───── Information supplied

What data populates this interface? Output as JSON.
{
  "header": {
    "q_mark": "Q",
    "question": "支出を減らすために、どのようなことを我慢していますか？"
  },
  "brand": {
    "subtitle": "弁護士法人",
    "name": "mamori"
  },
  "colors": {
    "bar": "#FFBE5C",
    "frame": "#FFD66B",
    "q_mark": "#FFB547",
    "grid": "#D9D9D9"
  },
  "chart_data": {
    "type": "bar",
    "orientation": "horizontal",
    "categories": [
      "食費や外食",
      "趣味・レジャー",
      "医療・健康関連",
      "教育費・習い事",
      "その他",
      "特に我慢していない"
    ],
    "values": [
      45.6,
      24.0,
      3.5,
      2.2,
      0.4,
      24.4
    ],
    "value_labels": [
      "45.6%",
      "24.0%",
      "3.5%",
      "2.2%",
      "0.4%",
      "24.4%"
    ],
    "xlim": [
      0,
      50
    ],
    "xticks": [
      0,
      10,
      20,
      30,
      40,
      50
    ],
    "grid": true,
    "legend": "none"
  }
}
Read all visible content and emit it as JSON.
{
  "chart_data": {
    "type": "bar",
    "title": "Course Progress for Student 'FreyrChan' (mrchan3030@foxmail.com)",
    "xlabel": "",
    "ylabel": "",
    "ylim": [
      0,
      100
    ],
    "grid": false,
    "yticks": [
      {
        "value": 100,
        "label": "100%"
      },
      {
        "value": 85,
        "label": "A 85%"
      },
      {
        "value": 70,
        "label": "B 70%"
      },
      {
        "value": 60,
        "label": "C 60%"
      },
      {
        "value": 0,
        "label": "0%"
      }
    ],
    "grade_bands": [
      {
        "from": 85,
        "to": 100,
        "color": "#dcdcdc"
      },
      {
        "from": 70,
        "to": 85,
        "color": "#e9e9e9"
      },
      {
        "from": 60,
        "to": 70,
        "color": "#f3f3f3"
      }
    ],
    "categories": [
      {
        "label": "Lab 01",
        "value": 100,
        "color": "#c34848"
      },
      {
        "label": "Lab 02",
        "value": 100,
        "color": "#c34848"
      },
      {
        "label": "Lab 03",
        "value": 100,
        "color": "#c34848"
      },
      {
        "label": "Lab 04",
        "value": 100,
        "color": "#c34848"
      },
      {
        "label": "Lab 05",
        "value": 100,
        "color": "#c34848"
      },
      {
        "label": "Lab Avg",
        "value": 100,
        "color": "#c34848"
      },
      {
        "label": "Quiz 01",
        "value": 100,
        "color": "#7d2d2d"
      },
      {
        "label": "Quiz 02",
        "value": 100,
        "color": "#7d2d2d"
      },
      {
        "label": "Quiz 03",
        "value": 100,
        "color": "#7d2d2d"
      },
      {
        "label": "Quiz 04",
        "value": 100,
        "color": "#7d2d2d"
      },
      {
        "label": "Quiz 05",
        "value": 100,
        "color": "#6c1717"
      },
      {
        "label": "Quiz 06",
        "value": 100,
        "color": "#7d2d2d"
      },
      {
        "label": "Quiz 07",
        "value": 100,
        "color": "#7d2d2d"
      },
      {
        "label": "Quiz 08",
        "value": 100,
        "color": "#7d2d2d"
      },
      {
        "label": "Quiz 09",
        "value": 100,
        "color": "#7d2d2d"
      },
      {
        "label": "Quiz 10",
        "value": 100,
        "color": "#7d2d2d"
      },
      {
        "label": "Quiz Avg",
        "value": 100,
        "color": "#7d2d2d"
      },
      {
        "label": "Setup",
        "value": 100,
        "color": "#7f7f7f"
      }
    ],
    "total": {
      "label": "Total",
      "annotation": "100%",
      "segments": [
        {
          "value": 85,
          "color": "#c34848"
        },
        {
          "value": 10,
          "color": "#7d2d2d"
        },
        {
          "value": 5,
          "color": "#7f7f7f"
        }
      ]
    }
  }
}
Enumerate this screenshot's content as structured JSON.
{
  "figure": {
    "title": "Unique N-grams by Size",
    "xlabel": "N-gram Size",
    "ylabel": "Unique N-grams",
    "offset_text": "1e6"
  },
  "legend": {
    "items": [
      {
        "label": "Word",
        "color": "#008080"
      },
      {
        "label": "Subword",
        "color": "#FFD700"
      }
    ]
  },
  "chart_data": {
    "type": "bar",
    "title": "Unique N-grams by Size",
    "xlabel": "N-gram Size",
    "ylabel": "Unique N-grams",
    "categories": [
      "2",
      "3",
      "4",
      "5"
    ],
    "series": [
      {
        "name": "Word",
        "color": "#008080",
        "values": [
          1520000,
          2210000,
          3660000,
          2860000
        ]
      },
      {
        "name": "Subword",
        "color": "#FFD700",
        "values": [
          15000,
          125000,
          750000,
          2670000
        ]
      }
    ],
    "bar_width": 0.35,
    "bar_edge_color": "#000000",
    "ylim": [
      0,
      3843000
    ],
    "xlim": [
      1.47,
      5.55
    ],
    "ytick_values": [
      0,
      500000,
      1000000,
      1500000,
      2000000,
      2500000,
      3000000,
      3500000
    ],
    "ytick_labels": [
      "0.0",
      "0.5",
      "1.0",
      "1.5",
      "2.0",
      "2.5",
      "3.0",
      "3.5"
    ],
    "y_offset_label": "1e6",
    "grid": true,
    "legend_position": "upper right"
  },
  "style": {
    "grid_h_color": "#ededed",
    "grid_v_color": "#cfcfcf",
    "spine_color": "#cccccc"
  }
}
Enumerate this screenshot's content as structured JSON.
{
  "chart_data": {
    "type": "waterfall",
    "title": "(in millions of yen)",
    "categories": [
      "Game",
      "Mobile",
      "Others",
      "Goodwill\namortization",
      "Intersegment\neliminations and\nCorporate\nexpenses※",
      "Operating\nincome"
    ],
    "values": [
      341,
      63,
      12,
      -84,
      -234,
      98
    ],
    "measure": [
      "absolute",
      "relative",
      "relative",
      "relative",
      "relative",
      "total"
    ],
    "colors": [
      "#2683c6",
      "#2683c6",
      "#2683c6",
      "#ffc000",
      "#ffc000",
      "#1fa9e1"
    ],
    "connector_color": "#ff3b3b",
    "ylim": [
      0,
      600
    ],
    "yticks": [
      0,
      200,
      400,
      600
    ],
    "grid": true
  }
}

──────────

▸ **Work to be completed**
Nothing should be left out: return all of the records exactly.

▸ **Output for this exercise**
What data populates this interface? Output as JSON.
{
  "header": {
    "q_mark": "Q",
    "question": "支出を減らすために、どのようなことを我慢していますか？"
  },
  "brand": {
    "subtitle": "弁護士法人",
    "name": "mamori"
  },
  "colors": {
    "bar": "#FFBE5C",
    "frame": "#FFD66B",
    "q_mark": "#FFB547",
    "grid": "#D9D9D9"
  },
  "chart_data": {
    "type": "bar",
    "orientation": "horizontal",
    "categories": [
      "食費や外食",
      "趣味・レジャー",
      "医療・健康関連",
      "教育費・習い事",
      "その他",
      "特に我慢していない"
    ],
    "values": [
      45.6,
      24.0,
      3.5,
      2.2,
      0.4,
      24.4
    ],
    "value_labels": [
      "45.6%",
      "24.0%",
      "3.5%",
      "2.2%",
      "0.4%",
      "24.4%"
    ],
    "xlim": [
      0,
      50
    ],
    "xticks": [
      0,
      10,
      20,
      30,
      40,
      50
    ],
    "grid": true,
    "legend": "none"
  }
}
Read all visible content and emit it as JSON.
{
  "chart_data": {
    "type": "bar",
    "title": "Course Progress for Student 'FreyrChan' (mrchan3030@foxmail.com)",
    "xlabel": "",
    "ylabel": "",
    "ylim": [
      0,
      100
    ],
    "grid": false,
    "yticks": [
      {
        "value": 100,
        "label": "100%"
      },
      {
        "value": 85,
        "label": "A 85%"
      },
      {
        "value": 70,
        "label": "B 70%"
      },
      {
        "value": 60,
        "label": "C 60%"
      },
      {
        "value": 0,
        "label": "0%"
      }
    ],
    "grade_bands": [
      {
        "from": 85,
        "to": 100,
        "color": "#dcdcdc"
      },
      {
        "from": 70,
        "to": 85,
        "color": "#e9e9e9"
      },
      {
        "from": 60,
        "to": 70,
        "color": "#f3f3f3"
      }
    ],
    "categories": [
      {
        "label": "Lab 01",
        "value": 100,
        "color": "#c34848"
      },
      {
        "label": "Lab 02",
        "value": 100,
        "color": "#c34848"
      },
      {
        "label": "Lab 03",
        "value": 100,
        "color": "#c34848"
      },
      {
        "label": "Lab 04",
        "value": 100,
        "color": "#c34848"
      },
      {
        "label": "Lab 05",
        "value": 100,
        "color": "#c34848"
      },
      {
        "label": "Lab Avg",
        "value": 100,
        "color": "#c34848"
      },
      {
        "label": "Quiz 01",
        "value": 100,
        "color": "#7d2d2d"
      },
      {
        "label": "Quiz 02",
        "value": 100,
        "color": "#7d2d2d"
      },
      {
        "label": "Quiz 03",
        "value": 100,
        "color": "#7d2d2d"
      },
      {
        "label": "Quiz 04",
        "value": 100,
        "color": "#7d2d2d"
      },
      {
        "label": "Quiz 05",
        "value": 100,
        "color": "#6c1717"
      },
      {
        "label": "Quiz 06",
        "value": 100,
        "color": "#7d2d2d"
      },
      {
        "label": "Quiz 07",
        "value": 100,
        "color": "#7d2d2d"
      },
      {
        "label": "Quiz 08",
        "value": 100,
        "color": "#7d2d2d"
      },
      {
        "label": "Quiz 09",
        "value": 100,
        "color": "#7d2d2d"
      },
      {
        "label": "Quiz 10",
        "value": 100,
        "color": "#7d2d2d"
      },
      {
        "label": "Quiz Avg",
        "value": 100,
        "color": "#7d2d2d"
      },
      {
        "label": "Setup",
        "value": 100,
        "color": "#7f7f7f"
      }
    ],
    "total": {
      "label": "Total",
      "annotation": "100%",
      "segments": [
        {
          "value": 85,
          "color": "#c34848"
        },
        {
          "value": 10,
          "color": "#7d2d2d"
        },
        {
          "value": 5,
          "color": "#7f7f7f"
        }
      ]
    }
  }
}
Enumerate this screenshot's content as structured JSON.
{
  "figure": {
    "title": "Unique N-grams by Size",
    "xlabel": "N-gram Size",
    "ylabel": "Unique N-grams",
    "offset_text": "1e6"
  },
  "legend": {
    "items": [
      {
        "label": "Word",
        "color": "#008080"
      },
      {
        "label": "Subword",
        "color": "#FFD700"
      }
    ]
  },
  "chart_data": {
    "type": "bar",
    "title": "Unique N-grams by Size",
    "xlabel": "N-gram Size",
    "ylabel": "Unique N-grams",
    "categories": [
      "2",
      "3",
      "4",
      "5"
    ],
    "series": [
      {
        "name": "Word",
        "color": "#008080",
        "values": [
          1520000,
          2210000,
          3660000,
          2860000
        ]
      },
      {
        "name": "Subword",
        "color": "#FFD700",
        "values": [
          15000,
          125000,
          750000,
          2670000
        ]
      }
    ],
    "bar_width": 0.35,
    "bar_edge_color": "#000000",
    "ylim": [
      0,
      3843000
    ],
    "xlim": [
      1.47,
      5.55
    ],
    "ytick_values": [
      0,
      500000,
      1000000,
      1500000,
      2000000,
      2500000,
      3000000,
      3500000
    ],
    "ytick_labels": [
      "0.0",
      "0.5",
      "1.0",
      "1.5",
      "2.0",
      "2.5",
      "3.0",
      "3.5"
    ],
    "y_offset_label": "1e6",
    "grid": true,
    "legend_position": "upper right"
  },
  "style": {
    "grid_h_color": "#ededed",
    "grid_v_color": "#cfcfcf",
    "spine_color": "#cccccc"
  }
}
Enumerate this screenshot's content as structured JSON.
{
  "chart_data": {
    "type": "waterfall",
    "title": "(in millions of yen)",
    "categories": [
      "Game",
      "Mobile",
      "Others",
      "Goodwill\namortization",
      "Intersegment\neliminations and\nCorporate\nexpenses※",
      "Operating\nincome"
    ],
    "values": [
      341,
      63,
      12,
      -84,
      -234,
      98
    ],
    "measure": [
      "absolute",
      "relative",
      "relative",
      "relative",
      "relative",
      "total"
    ],
    "colors": [
      "#2683c6",
      "#2683c6",
      "#2683c6",
      "#ffc000",
      "#ffc000",
      "#1fa9e1"
    ],
    "connector_color": "#ff3b3b",
    "ylim": [
      0,
      600
    ],
    "yticks": [
      0,
      200,
      400,
      600
    ],
    "grid": true
  }
}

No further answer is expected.